**Task instructions**. Check every line of the entries for "orange", and copy the lines that hold it.

(Figure collection entries)
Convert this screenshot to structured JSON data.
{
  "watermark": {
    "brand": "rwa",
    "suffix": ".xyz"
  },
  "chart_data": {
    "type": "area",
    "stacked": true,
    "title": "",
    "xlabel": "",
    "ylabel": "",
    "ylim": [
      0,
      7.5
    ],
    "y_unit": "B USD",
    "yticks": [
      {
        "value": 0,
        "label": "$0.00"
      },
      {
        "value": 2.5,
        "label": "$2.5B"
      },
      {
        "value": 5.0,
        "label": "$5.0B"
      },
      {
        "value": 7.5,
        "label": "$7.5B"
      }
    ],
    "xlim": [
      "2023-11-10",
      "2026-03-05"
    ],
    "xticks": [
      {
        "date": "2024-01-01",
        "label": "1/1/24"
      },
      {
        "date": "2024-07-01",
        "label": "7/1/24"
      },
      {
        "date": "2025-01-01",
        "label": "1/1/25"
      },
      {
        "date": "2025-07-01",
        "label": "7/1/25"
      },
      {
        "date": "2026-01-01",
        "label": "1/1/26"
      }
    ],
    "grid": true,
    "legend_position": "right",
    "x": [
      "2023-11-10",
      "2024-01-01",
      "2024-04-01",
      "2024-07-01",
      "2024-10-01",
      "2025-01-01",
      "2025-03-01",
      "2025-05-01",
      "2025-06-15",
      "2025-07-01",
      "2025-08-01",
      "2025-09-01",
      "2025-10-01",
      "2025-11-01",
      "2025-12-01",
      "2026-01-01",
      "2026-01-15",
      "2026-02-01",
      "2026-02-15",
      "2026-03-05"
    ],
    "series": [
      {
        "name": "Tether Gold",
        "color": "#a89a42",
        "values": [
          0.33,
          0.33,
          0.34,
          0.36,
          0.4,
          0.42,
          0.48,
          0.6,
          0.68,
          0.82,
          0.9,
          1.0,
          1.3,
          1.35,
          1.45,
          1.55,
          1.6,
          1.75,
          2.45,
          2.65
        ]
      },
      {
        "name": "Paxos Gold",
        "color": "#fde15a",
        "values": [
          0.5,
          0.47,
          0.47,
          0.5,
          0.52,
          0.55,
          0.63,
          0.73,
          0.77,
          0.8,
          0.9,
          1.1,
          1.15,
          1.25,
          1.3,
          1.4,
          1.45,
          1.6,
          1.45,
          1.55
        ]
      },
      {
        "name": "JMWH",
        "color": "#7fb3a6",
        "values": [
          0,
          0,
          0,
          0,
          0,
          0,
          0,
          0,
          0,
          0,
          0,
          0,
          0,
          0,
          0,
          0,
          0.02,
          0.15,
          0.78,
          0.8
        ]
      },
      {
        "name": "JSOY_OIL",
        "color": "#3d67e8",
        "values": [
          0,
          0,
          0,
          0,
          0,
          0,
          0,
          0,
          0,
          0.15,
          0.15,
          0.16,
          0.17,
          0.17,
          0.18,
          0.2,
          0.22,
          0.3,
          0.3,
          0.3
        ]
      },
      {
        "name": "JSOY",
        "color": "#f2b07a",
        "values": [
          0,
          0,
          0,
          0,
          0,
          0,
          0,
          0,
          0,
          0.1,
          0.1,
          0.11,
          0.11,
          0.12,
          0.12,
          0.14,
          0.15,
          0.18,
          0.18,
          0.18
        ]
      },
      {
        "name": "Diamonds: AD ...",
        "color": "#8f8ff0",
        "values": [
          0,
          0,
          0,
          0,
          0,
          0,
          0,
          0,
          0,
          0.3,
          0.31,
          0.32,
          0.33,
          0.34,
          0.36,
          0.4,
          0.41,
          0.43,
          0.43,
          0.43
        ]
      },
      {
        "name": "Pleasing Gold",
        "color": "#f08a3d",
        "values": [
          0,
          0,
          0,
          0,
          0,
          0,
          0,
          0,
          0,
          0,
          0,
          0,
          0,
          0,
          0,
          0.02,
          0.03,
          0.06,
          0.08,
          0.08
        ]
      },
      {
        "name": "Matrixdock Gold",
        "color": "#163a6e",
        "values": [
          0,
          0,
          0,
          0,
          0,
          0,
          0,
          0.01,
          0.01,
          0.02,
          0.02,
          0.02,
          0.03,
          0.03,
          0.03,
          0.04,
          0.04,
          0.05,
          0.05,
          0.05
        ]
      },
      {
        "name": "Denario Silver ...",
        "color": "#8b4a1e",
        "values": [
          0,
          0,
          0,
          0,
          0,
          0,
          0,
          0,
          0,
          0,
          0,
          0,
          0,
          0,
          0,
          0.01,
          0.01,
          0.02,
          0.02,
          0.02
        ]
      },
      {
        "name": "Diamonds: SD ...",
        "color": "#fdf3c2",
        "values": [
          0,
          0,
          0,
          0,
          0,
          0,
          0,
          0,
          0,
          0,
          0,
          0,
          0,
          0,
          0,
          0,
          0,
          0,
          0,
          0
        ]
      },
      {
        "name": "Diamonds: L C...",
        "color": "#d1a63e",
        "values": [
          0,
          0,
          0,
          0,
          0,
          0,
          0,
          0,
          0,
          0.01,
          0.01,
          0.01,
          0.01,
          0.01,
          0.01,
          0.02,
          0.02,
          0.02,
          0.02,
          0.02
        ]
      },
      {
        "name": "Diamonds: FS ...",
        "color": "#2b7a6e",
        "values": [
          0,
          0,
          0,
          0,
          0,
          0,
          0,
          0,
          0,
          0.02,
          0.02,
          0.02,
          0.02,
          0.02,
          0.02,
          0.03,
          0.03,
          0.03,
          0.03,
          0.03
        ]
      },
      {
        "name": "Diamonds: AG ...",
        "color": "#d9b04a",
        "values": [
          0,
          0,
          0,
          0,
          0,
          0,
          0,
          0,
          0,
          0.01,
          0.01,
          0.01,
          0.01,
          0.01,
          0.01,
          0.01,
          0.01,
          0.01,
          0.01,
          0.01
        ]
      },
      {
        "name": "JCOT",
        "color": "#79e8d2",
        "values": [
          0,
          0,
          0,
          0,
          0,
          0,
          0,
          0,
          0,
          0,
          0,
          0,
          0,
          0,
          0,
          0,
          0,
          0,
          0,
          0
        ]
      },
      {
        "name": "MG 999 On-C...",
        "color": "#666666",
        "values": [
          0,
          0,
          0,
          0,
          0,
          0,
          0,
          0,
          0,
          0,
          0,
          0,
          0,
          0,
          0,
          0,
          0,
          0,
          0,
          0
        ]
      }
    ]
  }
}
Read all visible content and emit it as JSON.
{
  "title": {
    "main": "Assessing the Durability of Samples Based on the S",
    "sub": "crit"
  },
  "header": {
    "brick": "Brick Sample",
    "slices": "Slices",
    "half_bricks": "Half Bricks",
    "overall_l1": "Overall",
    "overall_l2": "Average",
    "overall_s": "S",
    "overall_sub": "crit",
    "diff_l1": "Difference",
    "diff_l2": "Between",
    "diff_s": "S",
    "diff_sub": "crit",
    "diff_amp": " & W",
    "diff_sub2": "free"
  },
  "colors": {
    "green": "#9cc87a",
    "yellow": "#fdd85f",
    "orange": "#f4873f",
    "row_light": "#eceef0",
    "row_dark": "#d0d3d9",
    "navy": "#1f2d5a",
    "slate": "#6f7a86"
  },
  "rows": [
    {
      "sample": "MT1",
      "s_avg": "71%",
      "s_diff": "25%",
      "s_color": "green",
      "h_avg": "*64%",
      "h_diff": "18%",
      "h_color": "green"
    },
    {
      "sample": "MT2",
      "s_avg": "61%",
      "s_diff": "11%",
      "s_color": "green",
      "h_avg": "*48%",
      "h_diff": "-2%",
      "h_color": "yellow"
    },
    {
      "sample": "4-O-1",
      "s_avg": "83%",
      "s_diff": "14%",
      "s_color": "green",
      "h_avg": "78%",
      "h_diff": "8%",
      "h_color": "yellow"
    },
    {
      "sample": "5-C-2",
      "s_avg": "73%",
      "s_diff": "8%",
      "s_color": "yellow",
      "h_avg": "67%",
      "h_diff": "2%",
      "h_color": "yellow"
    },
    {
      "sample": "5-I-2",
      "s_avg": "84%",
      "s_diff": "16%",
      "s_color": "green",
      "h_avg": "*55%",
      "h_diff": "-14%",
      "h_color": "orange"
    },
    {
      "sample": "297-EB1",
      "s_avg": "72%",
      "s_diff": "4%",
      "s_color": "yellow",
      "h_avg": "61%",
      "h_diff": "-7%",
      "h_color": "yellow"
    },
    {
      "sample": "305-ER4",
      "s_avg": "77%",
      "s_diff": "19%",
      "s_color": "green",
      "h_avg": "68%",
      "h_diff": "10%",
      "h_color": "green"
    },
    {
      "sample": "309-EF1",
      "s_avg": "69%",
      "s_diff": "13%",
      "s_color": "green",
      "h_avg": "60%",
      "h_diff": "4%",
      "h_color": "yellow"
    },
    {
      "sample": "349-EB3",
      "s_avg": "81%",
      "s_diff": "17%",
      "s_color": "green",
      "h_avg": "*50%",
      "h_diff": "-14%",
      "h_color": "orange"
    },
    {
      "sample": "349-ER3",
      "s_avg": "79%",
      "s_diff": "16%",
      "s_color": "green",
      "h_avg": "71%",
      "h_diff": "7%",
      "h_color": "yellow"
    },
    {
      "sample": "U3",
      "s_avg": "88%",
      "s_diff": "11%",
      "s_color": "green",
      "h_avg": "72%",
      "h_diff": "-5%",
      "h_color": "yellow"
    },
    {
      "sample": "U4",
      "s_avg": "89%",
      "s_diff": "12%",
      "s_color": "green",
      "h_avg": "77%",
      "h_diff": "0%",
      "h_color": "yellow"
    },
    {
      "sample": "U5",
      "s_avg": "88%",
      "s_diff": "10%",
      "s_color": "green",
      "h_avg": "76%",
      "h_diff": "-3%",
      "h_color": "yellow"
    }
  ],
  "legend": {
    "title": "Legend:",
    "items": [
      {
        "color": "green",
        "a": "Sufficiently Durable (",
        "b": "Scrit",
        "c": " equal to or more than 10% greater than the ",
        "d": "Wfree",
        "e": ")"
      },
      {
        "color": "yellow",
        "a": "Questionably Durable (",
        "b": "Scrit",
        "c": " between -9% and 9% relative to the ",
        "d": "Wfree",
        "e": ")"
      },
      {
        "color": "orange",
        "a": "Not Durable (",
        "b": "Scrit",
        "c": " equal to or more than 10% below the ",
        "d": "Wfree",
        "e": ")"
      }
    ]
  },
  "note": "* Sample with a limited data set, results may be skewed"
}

**Correct result**.
    "orange": "#f4873f",
      "h_color": "orange"
      "h_color": "orange"
        "color": "orange",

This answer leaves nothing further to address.